Start Data provided
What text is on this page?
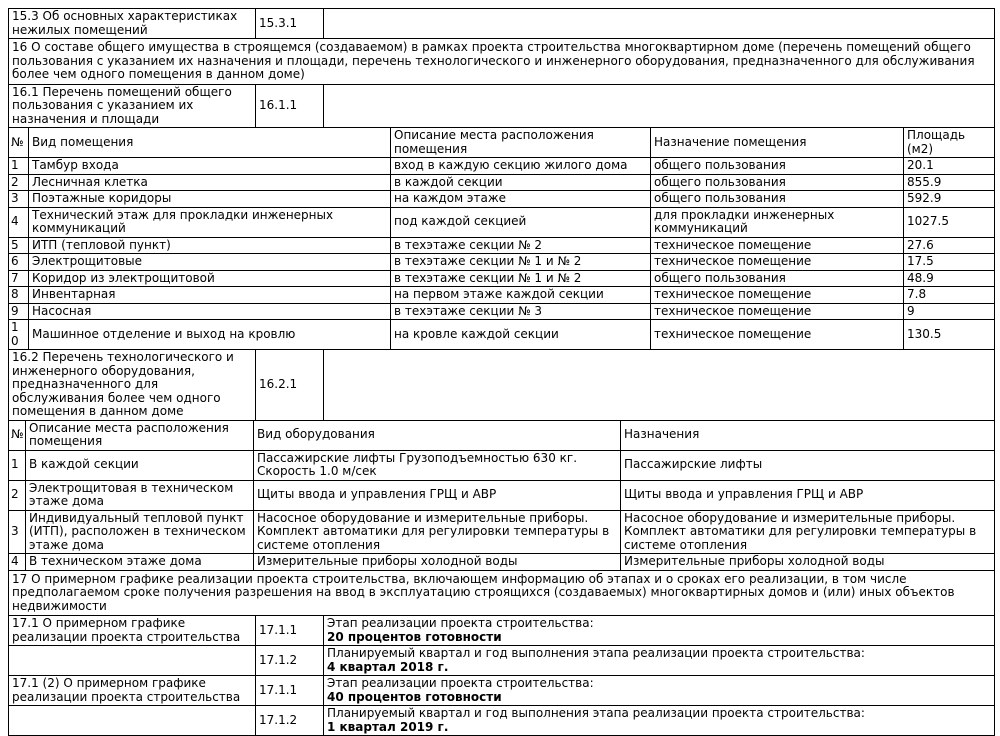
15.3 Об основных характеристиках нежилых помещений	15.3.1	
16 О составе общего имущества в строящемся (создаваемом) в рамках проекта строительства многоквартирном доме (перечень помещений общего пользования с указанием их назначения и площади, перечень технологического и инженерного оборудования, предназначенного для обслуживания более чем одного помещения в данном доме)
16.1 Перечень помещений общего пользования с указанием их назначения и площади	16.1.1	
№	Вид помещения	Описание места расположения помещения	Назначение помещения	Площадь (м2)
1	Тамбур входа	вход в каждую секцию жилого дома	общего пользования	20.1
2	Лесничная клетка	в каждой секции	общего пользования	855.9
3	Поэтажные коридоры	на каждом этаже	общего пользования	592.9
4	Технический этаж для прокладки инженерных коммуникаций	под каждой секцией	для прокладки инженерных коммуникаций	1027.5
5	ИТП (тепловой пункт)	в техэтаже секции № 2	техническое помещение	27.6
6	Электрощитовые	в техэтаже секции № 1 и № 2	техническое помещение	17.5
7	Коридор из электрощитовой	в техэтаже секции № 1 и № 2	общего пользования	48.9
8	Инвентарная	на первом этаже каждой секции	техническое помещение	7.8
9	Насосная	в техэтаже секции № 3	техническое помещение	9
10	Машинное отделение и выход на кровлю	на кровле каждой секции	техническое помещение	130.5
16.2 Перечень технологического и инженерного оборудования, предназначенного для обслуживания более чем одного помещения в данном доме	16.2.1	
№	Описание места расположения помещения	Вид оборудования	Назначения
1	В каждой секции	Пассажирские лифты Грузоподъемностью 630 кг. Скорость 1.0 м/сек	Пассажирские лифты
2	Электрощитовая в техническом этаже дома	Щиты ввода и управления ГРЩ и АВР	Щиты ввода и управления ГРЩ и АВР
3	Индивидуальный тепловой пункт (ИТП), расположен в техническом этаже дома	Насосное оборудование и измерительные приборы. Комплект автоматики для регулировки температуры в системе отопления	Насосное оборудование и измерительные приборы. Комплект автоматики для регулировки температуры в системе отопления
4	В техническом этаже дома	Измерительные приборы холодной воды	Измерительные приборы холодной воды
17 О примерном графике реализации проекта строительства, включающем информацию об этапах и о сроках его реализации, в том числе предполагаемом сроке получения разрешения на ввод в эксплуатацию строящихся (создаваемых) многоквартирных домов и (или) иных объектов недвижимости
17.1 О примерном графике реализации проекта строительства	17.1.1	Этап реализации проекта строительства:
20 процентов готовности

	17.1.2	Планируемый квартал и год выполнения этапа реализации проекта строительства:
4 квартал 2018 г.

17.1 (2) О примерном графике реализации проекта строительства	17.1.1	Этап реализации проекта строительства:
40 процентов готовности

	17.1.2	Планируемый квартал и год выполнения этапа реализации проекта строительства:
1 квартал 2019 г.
End Data provided
▶ Directions for this task
In the listing above, find the lines holding the word "готовности" and copy them.

▶ Answer to this problem
20 процентов готовности
40 процентов готовности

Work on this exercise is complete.